**OBJECTIVE**
Below are some records. Copy every line in them that holds "фаза".

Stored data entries
━━━━
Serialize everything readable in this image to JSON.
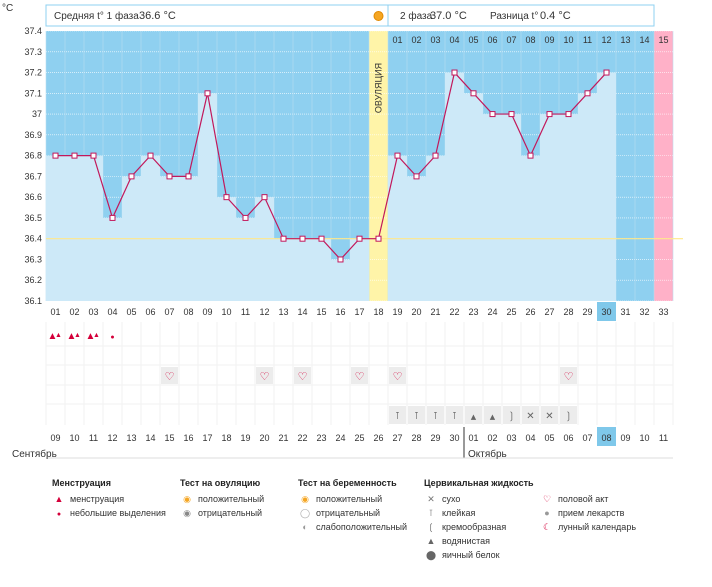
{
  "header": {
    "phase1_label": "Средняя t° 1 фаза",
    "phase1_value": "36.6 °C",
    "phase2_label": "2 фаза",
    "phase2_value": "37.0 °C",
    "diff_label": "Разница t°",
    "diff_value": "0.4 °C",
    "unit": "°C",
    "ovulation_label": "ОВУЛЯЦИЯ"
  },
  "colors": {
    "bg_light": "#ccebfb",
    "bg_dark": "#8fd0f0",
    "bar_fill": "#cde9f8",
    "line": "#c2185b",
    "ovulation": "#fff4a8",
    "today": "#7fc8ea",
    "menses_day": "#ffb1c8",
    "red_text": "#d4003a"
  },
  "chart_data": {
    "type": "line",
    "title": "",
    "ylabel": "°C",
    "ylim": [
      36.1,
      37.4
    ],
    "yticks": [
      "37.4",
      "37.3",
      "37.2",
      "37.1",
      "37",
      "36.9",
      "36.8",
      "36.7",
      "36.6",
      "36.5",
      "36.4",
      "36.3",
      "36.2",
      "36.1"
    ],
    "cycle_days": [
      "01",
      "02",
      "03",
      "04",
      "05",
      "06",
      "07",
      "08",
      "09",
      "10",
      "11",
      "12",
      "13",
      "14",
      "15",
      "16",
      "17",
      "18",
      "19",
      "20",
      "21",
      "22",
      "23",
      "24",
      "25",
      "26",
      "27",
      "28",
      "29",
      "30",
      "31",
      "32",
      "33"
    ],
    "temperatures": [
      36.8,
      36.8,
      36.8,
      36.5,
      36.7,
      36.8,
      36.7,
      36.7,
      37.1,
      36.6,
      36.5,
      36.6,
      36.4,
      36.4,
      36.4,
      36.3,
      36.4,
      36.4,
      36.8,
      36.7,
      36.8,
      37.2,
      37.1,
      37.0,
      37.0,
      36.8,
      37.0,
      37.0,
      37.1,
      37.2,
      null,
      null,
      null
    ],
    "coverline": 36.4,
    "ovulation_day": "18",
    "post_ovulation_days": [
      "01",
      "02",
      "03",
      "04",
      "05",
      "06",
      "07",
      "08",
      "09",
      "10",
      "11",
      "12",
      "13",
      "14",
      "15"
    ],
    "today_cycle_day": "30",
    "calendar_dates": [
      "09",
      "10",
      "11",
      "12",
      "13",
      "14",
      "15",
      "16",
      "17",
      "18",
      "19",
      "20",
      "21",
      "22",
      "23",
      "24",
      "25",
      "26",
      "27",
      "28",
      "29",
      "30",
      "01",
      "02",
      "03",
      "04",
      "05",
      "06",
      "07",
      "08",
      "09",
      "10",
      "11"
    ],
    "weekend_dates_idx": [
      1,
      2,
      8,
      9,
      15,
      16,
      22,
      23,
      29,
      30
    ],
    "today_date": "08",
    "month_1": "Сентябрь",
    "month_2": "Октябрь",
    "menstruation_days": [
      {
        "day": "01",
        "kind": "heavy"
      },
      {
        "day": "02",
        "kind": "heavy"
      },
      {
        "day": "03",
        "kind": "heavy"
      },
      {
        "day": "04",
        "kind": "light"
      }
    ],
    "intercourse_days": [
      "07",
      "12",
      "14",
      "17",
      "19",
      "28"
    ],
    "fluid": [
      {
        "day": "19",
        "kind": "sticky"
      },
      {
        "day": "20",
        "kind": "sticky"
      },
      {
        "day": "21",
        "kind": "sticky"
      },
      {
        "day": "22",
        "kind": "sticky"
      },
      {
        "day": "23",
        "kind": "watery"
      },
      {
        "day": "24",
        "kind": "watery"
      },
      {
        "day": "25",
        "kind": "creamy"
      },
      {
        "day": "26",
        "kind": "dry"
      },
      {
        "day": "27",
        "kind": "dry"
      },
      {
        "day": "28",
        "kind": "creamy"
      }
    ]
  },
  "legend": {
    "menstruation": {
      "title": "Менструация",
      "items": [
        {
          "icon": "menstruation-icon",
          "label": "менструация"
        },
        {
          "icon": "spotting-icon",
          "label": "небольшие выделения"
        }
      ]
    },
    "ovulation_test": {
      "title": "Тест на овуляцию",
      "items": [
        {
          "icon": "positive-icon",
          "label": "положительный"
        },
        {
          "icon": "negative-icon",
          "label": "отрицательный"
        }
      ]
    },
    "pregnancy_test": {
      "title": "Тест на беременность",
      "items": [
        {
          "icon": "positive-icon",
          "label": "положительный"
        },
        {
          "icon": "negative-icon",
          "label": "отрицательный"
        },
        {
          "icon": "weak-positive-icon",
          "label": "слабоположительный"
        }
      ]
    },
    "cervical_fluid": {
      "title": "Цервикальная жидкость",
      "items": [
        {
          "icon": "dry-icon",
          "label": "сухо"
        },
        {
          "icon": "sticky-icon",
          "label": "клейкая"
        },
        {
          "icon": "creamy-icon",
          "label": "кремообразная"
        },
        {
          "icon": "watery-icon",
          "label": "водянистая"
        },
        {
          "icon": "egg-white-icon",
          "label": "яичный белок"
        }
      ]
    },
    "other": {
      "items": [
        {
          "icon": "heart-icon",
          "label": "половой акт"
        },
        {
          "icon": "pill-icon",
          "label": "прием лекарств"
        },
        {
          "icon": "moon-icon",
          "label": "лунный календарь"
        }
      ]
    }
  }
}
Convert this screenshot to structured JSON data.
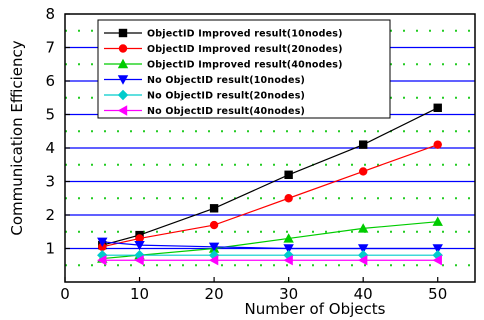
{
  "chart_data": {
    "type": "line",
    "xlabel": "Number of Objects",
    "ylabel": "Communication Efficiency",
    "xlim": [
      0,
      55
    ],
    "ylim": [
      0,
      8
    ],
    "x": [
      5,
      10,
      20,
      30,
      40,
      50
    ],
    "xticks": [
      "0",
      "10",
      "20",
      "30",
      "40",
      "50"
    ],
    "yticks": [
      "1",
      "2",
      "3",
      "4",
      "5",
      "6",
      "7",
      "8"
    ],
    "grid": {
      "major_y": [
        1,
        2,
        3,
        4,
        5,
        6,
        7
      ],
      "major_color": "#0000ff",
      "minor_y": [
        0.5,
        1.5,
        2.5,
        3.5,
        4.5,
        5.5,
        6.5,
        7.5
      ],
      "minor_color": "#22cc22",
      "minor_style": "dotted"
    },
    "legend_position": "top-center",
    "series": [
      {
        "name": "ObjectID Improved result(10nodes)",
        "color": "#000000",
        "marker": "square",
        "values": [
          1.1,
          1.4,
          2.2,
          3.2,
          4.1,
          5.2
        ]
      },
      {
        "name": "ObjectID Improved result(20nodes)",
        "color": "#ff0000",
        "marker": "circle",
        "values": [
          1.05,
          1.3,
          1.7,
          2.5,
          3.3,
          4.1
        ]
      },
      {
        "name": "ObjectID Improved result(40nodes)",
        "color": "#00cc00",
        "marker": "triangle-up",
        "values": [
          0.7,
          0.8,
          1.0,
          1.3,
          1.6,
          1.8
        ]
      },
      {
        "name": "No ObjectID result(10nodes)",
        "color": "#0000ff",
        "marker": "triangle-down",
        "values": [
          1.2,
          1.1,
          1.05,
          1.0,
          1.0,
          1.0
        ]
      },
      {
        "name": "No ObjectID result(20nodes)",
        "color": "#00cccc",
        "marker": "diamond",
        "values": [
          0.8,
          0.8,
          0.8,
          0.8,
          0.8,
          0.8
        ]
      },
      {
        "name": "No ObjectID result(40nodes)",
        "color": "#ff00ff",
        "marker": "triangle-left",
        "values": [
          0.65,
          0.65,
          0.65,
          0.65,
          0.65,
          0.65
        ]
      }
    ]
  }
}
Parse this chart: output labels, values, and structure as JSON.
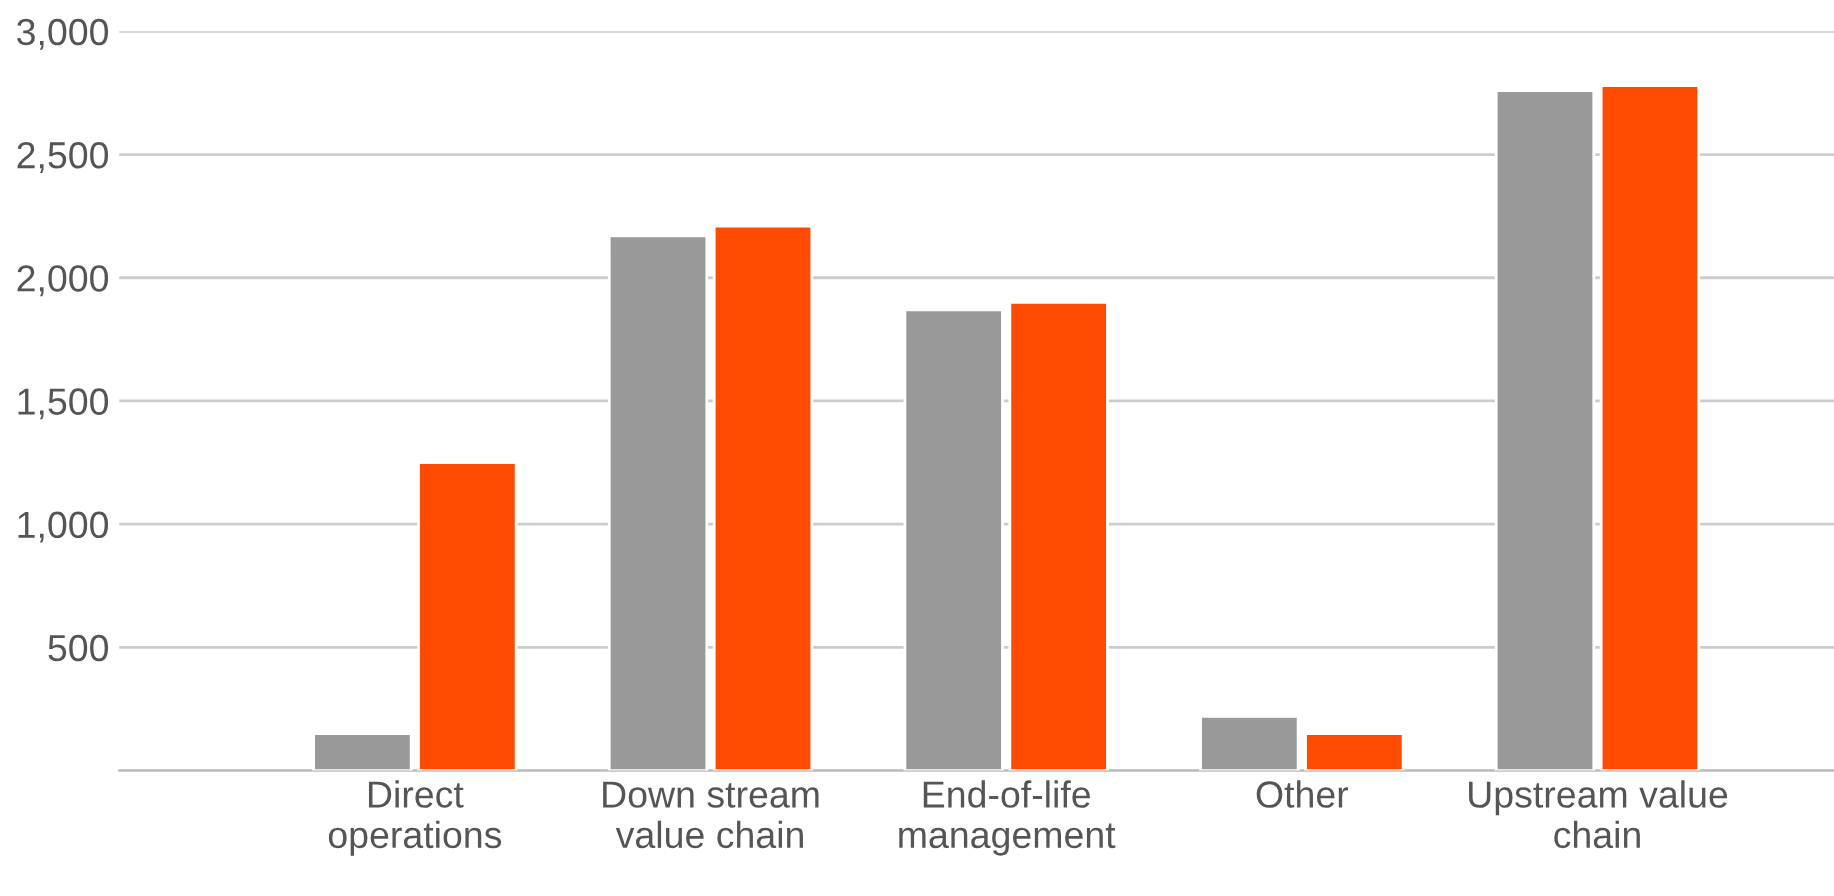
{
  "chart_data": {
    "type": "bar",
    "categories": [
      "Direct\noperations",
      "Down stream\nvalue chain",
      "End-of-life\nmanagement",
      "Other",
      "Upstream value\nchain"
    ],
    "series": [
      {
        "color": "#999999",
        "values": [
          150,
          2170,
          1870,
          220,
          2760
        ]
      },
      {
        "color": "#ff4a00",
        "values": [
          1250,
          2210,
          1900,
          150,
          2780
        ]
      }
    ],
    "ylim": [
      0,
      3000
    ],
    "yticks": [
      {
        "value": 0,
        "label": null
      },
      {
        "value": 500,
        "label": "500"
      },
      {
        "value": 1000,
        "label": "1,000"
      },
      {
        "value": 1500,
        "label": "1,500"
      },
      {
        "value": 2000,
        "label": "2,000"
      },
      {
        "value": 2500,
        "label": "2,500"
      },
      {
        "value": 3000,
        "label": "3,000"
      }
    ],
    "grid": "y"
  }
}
━━━━
**ANSWER TO THE EXERCISE**
    "phase1_label": "Средняя t° 1 фаза",
    "phase2_label": "2 фаза",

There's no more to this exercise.